What is needed
Reproduce each line exactly. Skip none.
- - -
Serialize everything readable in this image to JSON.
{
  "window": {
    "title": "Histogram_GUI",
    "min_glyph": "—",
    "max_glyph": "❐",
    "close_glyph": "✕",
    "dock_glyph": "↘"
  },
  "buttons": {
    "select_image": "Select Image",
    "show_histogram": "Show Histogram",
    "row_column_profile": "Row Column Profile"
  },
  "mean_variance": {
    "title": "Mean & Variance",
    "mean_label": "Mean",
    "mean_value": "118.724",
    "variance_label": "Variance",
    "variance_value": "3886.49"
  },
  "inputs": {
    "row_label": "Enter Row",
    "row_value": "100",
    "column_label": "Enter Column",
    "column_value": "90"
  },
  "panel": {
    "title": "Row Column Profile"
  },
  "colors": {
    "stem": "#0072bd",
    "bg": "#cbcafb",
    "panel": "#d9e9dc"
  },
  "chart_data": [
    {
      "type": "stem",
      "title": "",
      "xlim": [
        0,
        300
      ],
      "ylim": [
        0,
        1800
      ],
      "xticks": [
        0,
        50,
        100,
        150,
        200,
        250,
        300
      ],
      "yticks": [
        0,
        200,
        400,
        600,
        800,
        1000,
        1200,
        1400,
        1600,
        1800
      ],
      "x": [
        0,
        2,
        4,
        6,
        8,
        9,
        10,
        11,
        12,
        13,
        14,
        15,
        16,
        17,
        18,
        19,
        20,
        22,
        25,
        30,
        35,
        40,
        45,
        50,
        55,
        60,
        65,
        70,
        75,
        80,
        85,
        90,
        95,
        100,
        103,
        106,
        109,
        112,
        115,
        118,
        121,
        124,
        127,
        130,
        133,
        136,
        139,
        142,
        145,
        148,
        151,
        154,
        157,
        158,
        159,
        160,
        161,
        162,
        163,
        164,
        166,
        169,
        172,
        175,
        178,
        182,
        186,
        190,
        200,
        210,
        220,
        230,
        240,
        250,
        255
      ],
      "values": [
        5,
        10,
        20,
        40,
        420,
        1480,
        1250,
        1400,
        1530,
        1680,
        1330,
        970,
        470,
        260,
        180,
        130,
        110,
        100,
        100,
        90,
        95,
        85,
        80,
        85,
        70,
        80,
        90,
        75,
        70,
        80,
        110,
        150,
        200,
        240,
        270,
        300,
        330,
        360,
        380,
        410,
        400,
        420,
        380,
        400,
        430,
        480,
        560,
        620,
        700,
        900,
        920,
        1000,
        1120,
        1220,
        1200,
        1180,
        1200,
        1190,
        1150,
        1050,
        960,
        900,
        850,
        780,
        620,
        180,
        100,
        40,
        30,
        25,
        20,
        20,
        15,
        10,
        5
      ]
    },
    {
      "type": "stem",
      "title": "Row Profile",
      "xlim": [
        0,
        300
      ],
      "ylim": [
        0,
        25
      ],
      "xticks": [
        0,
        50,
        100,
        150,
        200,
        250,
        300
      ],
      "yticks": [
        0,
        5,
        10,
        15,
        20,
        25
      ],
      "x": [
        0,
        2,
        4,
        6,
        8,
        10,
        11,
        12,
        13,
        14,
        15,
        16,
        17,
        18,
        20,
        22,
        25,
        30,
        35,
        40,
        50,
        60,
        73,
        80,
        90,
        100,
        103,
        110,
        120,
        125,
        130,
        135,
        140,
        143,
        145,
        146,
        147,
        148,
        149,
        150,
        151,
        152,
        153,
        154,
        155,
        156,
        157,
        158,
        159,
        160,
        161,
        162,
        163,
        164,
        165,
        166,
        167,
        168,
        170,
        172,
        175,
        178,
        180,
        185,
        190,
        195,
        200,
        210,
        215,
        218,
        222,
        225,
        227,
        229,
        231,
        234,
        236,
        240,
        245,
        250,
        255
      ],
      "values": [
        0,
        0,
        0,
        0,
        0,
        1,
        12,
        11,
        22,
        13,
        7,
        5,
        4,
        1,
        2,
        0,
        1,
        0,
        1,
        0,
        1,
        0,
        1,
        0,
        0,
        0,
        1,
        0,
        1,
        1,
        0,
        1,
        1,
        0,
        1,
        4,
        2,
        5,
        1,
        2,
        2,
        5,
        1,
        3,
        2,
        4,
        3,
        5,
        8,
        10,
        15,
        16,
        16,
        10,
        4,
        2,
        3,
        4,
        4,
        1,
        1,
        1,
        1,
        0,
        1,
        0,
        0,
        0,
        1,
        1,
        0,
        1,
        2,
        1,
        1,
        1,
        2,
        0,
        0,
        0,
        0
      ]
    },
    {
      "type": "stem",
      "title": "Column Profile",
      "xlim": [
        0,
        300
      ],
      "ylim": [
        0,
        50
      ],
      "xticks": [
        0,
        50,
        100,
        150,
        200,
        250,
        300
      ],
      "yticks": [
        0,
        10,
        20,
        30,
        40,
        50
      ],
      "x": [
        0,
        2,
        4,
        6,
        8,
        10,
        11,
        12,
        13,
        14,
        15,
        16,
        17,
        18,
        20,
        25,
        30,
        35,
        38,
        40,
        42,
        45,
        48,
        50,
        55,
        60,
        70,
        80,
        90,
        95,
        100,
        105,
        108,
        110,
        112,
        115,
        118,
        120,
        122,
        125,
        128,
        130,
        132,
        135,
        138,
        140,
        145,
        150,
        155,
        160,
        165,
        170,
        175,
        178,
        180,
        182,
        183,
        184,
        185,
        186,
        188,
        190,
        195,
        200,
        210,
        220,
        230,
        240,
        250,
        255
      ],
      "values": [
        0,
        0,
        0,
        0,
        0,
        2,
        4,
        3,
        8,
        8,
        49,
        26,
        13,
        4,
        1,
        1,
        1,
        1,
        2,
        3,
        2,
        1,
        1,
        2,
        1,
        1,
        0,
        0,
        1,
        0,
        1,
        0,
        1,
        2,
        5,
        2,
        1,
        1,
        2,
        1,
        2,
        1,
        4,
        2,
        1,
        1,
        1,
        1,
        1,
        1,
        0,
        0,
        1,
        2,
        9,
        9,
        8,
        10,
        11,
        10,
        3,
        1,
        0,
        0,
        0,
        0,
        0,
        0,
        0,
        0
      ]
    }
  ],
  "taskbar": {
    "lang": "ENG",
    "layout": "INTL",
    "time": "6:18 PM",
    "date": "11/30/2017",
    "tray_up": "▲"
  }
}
- - -
Response
Serialize everything readable in this image to JSON.
{
  "window": {
    "title": "Histogram_GUI",
    "min_glyph": "—",
    "max_glyph": "❐",
    "close_glyph": "✕",
    "dock_glyph": "↘"
  },
  "buttons": {
    "select_image": "Select Image",
    "show_histogram": "Show Histogram",
    "row_column_profile": "Row Column Profile"
  },
  "mean_variance": {
    "title": "Mean & Variance",
    "mean_label": "Mean",
    "mean_value": "118.724",
    "variance_label": "Variance",
    "variance_value": "3886.49"
  },
  "inputs": {
    "row_label": "Enter Row",
    "row_value": "100",
    "column_label": "Enter Column",
    "column_value": "90"
  },
  "panel": {
    "title": "Row Column Profile"
  },
  "colors": {
    "stem": "#0072bd",
    "bg": "#cbcafb",
    "panel": "#d9e9dc"
  },
  "chart_data": [
    {
      "type": "stem",
      "title": "",
      "xlim": [
        0,
        300
      ],
      "ylim": [
        0,
        1800
      ],
      "xticks": [
        0,
        50,
        100,
        150,
        200,
        250,
        300
      ],
      "yticks": [
        0,
        200,
        400,
        600,
        800,
        1000,
        1200,
        1400,
        1600,
        1800
      ],
      "x": [
        0,
        2,
        4,
        6,
        8,
        9,
        10,
        11,
        12,
        13,
        14,
        15,
        16,
        17,
        18,
        19,
        20,
        22,
        25,
        30,
        35,
        40,
        45,
        50,
        55,
        60,
        65,
        70,
        75,
        80,
        85,
        90,
        95,
        100,
        103,
        106,
        109,
        112,
        115,
        118,
        121,
        124,
        127,
        130,
        133,
        136,
        139,
        142,
        145,
        148,
        151,
        154,
        157,
        158,
        159,
        160,
        161,
        162,
        163,
        164,
        166,
        169,
        172,
        175,
        178,
        182,
        186,
        190,
        200,
        210,
        220,
        230,
        240,
        250,
        255
      ],
      "values": [
        5,
        10,
        20,
        40,
        420,
        1480,
        1250,
        1400,
        1530,
        1680,
        1330,
        970,
        470,
        260,
        180,
        130,
        110,
        100,
        100,
        90,
        95,
        85,
        80,
        85,
        70,
        80,
        90,
        75,
        70,
        80,
        110,
        150,
        200,
        240,
        270,
        300,
        330,
        360,
        380,
        410,
        400,
        420,
        380,
        400,
        430,
        480,
        560,
        620,
        700,
        900,
        920,
        1000,
        1120,
        1220,
        1200,
        1180,
        1200,
        1190,
        1150,
        1050,
        960,
        900,
        850,
        780,
        620,
        180,
        100,
        40,
        30,
        25,
        20,
        20,
        15,
        10,
        5
      ]
    },
    {
      "type": "stem",
      "title": "Row Profile",
      "xlim": [
        0,
        300
      ],
      "ylim": [
        0,
        25
      ],
      "xticks": [
        0,
        50,
        100,
        150,
        200,
        250,
        300
      ],
      "yticks": [
        0,
        5,
        10,
        15,
        20,
        25
      ],
      "x": [
        0,
        2,
        4,
        6,
        8,
        10,
        11,
        12,
        13,
        14,
        15,
        16,
        17,
        18,
        20,
        22,
        25,
        30,
        35,
        40,
        50,
        60,
        73,
        80,
        90,
        100,
        103,
        110,
        120,
        125,
        130,
        135,
        140,
        143,
        145,
        146,
        147,
        148,
        149,
        150,
        151,
        152,
        153,
        154,
        155,
        156,
        157,
        158,
        159,
        160,
        161,
        162,
        163,
        164,
        165,
        166,
        167,
        168,
        170,
        172,
        175,
        178,
        180,
        185,
        190,
        195,
        200,
        210,
        215,
        218,
        222,
        225,
        227,
        229,
        231,
        234,
        236,
        240,
        245,
        250,
        255
      ],
      "values": [
        0,
        0,
        0,
        0,
        0,
        1,
        12,
        11,
        22,
        13,
        7,
        5,
        4,
        1,
        2,
        0,
        1,
        0,
        1,
        0,
        1,
        0,
        1,
        0,
        0,
        0,
        1,
        0,
        1,
        1,
        0,
        1,
        1,
        0,
        1,
        4,
        2,
        5,
        1,
        2,
        2,
        5,
        1,
        3,
        2,
        4,
        3,
        5,
        8,
        10,
        15,
        16,
        16,
        10,
        4,
        2,
        3,
        4,
        4,
        1,
        1,
        1,
        1,
        0,
        1,
        0,
        0,
        0,
        1,
        1,
        0,
        1,
        2,
        1,
        1,
        1,
        2,
        0,
        0,
        0,
        0
      ]
    },
    {
      "type": "stem",
      "title": "Column Profile",
      "xlim": [
        0,
        300
      ],
      "ylim": [
        0,
        50
      ],
      "xticks": [
        0,
        50,
        100,
        150,
        200,
        250,
        300
      ],
      "yticks": [
        0,
        10,
        20,
        30,
        40,
        50
      ],
      "x": [
        0,
        2,
        4,
        6,
        8,
        10,
        11,
        12,
        13,
        14,
        15,
        16,
        17,
        18,
        20,
        25,
        30,
        35,
        38,
        40,
        42,
        45,
        48,
        50,
        55,
        60,
        70,
        80,
        90,
        95,
        100,
        105,
        108,
        110,
        112,
        115,
        118,
        120,
        122,
        125,
        128,
        130,
        132,
        135,
        138,
        140,
        145,
        150,
        155,
        160,
        165,
        170,
        175,
        178,
        180,
        182,
        183,
        184,
        185,
        186,
        188,
        190,
        195,
        200,
        210,
        220,
        230,
        240,
        250,
        255
      ],
      "values": [
        0,
        0,
        0,
        0,
        0,
        2,
        4,
        3,
        8,
        8,
        49,
        26,
        13,
        4,
        1,
        1,
        1,
        1,
        2,
        3,
        2,
        1,
        1,
        2,
        1,
        1,
        0,
        0,
        1,
        0,
        1,
        0,
        1,
        2,
        5,
        2,
        1,
        1,
        2,
        1,
        2,
        1,
        4,
        2,
        1,
        1,
        1,
        1,
        1,
        1,
        0,
        0,
        1,
        2,
        9,
        9,
        8,
        10,
        11,
        10,
        3,
        1,
        0,
        0,
        0,
        0,
        0,
        0,
        0,
        0
      ]
    }
  ],
  "taskbar": {
    "lang": "ENG",
    "layout": "INTL",
    "time": "6:18 PM",
    "date": "11/30/2017",
    "tray_up": "▲"
  }
}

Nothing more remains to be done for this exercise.